### Text shown
•••••

The table below provides information concerning obligations under certain categories of our contractual obligations as of June 30, 2015.

CASH PAYMENTS DUE TO CONTRACTUAL OBLIGATIONS

 

  

Years Ending June 30,

(in thousands)

 
   Total   2016   2017-2018   2019-2020   2021 and there after 
Bank and other debt  $3,653   $3,642   $11   $   $ 
Operating leases – continuing operations   1,016    528    326    162     
Potential severance obligations (1)   4,941    41    1,074    218    3,608 
Minimum royalty payments (2) (3) (4)                    
Contractual cash obligations – continuing operations   9,610    4,211    1,411    380    3,608 
Contractual cash obligations – discontinued operations (5)   2,272    1,798    224    100    150 
Total contractual cash obligations  $11,882   $6,009   $1,635   $480   $3,758 

  

 We expect to finance the contractual commitments for continuing operations from cash currently on hand and cash generated from operations.

 

(1) Under Israeli law and labor agreements, DSIT is required to make severance payments to dismissed employees and to employees leaving employment under certain other circumstances. The obligation for severance pay benefits, as determined by the Israeli Severance Pay Law, is based upon length of service and last salary. These obligations are substantially covered by regular deposits with recognized severance pay and pension funds and by the purchase of insurance policies. As of June 30, 2015, we accrued a total of $4.9 million for potential severance obligations to our Israeli employees of which approximately $3.5 million was funded. The timing of actual payment of severance obligations are uncertain as employees may continue to work beyond the legal retirement age.

 

(2) In June 2012, our DSIT and USSI subsidiaries were awarded a joint $900,000 grant from the BIRD Foundation for the joint development of the next generation integrated passive/active threat detection system for underwater site protection. Under the terms of the grant agreement between the BIRD Foundation, DSIT and USSI, both DSIT and USSI will have to repay the grant based on 5% of gross sales of the commercialized product, if any. The above table does not include any royalties that may be paid under this arrangement. It is unclear at this time how the suspension of activities at USSI and the cancellation of participation in the funding of this project by the BIRD Foundation may impact DSIT’s obligations under this arrangement.

•••••

(Element and coordinate records)
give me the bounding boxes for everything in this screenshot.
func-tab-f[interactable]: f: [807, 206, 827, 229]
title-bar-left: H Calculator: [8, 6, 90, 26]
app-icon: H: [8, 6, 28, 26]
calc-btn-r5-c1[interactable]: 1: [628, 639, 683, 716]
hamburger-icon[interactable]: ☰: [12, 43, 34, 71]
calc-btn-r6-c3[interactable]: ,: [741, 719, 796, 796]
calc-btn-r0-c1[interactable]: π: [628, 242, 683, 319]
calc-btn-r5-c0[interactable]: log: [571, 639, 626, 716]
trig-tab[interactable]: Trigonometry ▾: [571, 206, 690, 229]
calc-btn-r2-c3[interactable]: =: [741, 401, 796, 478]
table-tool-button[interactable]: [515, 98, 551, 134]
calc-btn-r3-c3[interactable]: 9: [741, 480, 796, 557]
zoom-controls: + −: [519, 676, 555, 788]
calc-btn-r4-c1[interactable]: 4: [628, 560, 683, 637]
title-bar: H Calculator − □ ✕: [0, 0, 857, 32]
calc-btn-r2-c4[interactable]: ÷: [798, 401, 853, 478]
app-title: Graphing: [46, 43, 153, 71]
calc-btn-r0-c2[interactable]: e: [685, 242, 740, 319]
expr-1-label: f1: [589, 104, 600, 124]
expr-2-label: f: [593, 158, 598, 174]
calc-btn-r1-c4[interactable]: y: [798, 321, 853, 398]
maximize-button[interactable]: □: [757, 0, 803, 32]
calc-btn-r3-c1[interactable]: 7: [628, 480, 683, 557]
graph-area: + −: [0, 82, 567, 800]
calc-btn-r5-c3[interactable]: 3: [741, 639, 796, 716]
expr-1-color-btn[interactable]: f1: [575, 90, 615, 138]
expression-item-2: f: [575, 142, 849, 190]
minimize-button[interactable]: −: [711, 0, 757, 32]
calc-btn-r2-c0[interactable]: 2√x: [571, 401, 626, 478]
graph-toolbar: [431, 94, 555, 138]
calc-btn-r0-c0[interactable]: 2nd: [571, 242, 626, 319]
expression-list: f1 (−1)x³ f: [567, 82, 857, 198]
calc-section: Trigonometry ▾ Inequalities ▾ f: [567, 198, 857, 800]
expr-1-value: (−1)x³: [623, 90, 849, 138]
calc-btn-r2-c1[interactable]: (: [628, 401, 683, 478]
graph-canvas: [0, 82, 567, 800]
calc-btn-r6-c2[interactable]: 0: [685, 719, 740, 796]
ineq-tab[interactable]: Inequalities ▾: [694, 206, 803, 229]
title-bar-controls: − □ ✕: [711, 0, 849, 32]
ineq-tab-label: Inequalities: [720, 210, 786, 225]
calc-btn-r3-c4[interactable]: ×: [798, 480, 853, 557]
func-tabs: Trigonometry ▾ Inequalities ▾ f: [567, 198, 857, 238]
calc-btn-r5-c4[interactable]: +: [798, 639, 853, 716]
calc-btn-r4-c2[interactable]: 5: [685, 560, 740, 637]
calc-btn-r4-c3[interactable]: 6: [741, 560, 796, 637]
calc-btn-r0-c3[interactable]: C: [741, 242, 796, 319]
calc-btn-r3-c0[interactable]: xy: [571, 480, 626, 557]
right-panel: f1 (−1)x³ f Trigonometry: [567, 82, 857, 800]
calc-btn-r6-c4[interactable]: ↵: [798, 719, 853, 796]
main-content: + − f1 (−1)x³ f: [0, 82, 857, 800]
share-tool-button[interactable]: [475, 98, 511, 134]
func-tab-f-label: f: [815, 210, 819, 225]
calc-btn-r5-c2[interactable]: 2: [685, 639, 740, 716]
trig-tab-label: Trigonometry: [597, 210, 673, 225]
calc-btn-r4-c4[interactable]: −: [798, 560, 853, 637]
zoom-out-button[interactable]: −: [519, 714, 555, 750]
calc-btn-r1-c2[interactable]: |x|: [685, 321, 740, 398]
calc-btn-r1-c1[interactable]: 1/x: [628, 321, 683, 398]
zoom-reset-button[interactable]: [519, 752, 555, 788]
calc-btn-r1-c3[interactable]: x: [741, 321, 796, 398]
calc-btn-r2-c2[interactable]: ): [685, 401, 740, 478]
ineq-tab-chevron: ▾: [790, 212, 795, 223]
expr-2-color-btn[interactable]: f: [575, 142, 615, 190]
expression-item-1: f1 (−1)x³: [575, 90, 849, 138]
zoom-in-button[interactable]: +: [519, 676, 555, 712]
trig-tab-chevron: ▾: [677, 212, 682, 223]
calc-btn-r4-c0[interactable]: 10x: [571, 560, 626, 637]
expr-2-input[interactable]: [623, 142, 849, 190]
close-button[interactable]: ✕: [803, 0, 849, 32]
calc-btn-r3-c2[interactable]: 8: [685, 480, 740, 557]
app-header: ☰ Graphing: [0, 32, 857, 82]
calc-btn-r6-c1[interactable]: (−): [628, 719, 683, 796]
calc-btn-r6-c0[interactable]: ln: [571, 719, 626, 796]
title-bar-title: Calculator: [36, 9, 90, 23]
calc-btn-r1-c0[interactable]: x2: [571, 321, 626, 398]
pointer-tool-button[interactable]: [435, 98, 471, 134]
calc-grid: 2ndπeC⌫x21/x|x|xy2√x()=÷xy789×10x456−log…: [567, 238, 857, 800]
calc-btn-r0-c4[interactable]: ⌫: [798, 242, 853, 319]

•••••

### Directions
Copy word for word the part of the contractual obligations text from "Total   2016   2017-2018   2019-2020   2021" up to and including "payments (2) (3) (4)".

### Answer below
Total   2016   2017-2018   2019-2020   2021 and there after 
Bank and other debt  $3,653   $3,642   $11   $   $ 
Operating leases – continuing operations   1,016    528    326    162     
Potential severance obligations (1)   4,941    41    1,074    218    3,608 
Minimum royalty payments (2) (3) (4)